*Request*
From the entries below, copy every line that holds the word "milling".

START Source data

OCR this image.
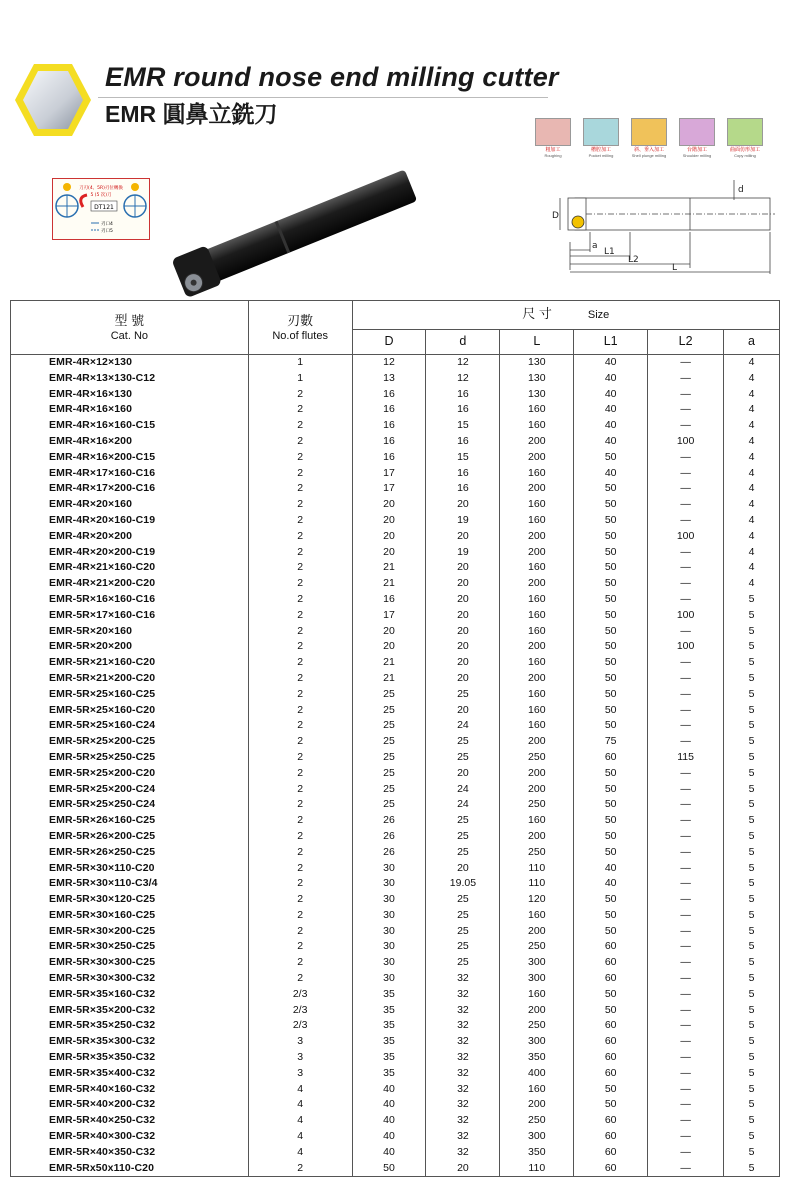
EMR round nose end milling cutter
EMR 圓鼻立銑刀
粗加工
Roughing
槽腔加工
Pocket milling
斜、垂入加工
Shell plunge milling
台階加工
Shoulder milling
曲面仿形加工
Copy milling
DT121
刀刃(4、5R)刃位轉換
5 (5 次)刀
刃口4
刃口5
d
D
a
L1
L2
L
型 號
Cat. No	刃數
No.of flutes	尺 寸 Size					
		D	d	L	L1	L2	a
EMR-4R×12×130	1	12	12	130	40	—	4
EMR-4R×13×130-C12	1	13	12	130	40	—	4
EMR-4R×16×130	2	16	16	130	40	—	4
EMR-4R×16×160	2	16	16	160	40	—	4
EMR-4R×16×160-C15	2	16	15	160	40	—	4
EMR-4R×16×200	2	16	16	200	40	100	4
EMR-4R×16×200-C15	2	16	15	200	50	—	4
EMR-4R×17×160-C16	2	17	16	160	40	—	4
EMR-4R×17×200-C16	2	17	16	200	50	—	4
EMR-4R×20×160	2	20	20	160	50	—	4
EMR-4R×20×160-C19	2	20	19	160	50	—	4
EMR-4R×20×200	2	20	20	200	50	100	4
EMR-4R×20×200-C19	2	20	19	200	50	—	4
EMR-4R×21×160-C20	2	21	20	160	50	—	4
EMR-4R×21×200-C20	2	21	20	200	50	—	4
EMR-5R×16×160-C16	2	16	20	160	50	—	5
EMR-5R×17×160-C16	2	17	20	160	50	100	5
EMR-5R×20×160	2	20	20	160	50	—	5
EMR-5R×20×200	2	20	20	200	50	100	5
EMR-5R×21×160-C20	2	21	20	160	50	—	5
EMR-5R×21×200-C20	2	21	20	200	50	—	5
EMR-5R×25×160-C25	2	25	25	160	50	—	5
EMR-5R×25×160-C20	2	25	20	160	50	—	5
EMR-5R×25×160-C24	2	25	24	160	50	—	5
EMR-5R×25×200-C25	2	25	25	200	75	—	5
EMR-5R×25×250-C25	2	25	25	250	60	115	5
EMR-5R×25×200-C20	2	25	20	200	50	—	5
EMR-5R×25×200-C24	2	25	24	200	50	—	5
EMR-5R×25×250-C24	2	25	24	250	50	—	5
EMR-5R×26×160-C25	2	26	25	160	50	—	5
EMR-5R×26×200-C25	2	26	25	200	50	—	5
EMR-5R×26×250-C25	2	26	25	250	50	—	5
EMR-5R×30×110-C20	2	30	20	110	40	—	5
EMR-5R×30×110-C3/4	2	30	19.05	110	40	—	5
EMR-5R×30×120-C25	2	30	25	120	50	—	5
EMR-5R×30×160-C25	2	30	25	160	50	—	5
EMR-5R×30×200-C25	2	30	25	200	50	—	5
EMR-5R×30×250-C25	2	30	25	250	60	—	5
EMR-5R×30×300-C25	2	30	25	300	60	—	5
EMR-5R×30×300-C32	2	30	32	300	60	—	5
EMR-5R×35×160-C32	2/3	35	32	160	50	—	5
EMR-5R×35×200-C32	2/3	35	32	200	50	—	5
EMR-5R×35×250-C32	2/3	35	32	250	60	—	5
EMR-5R×35×300-C32	3	35	32	300	60	—	5
EMR-5R×35×350-C32	3	35	32	350	60	—	5
EMR-5R×35×400-C32	3	35	32	400	60	—	5
EMR-5R×40×160-C32	4	40	32	160	50	—	5
EMR-5R×40×200-C32	4	40	32	200	50	—	5
EMR-5R×40×250-C32	4	40	32	250	60	—	5
EMR-5R×40×300-C32	4	40	32	300	60	—	5
EMR-5R×40×350-C32	4	40	32	350	60	—	5
EMR-5Rx50x110-C20	2	50	20	110	60	—	5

END Source data

*Expected answer*
EMR round nose end milling cutter
Pocket milling
Shell plunge milling
Shoulder milling
Copy milling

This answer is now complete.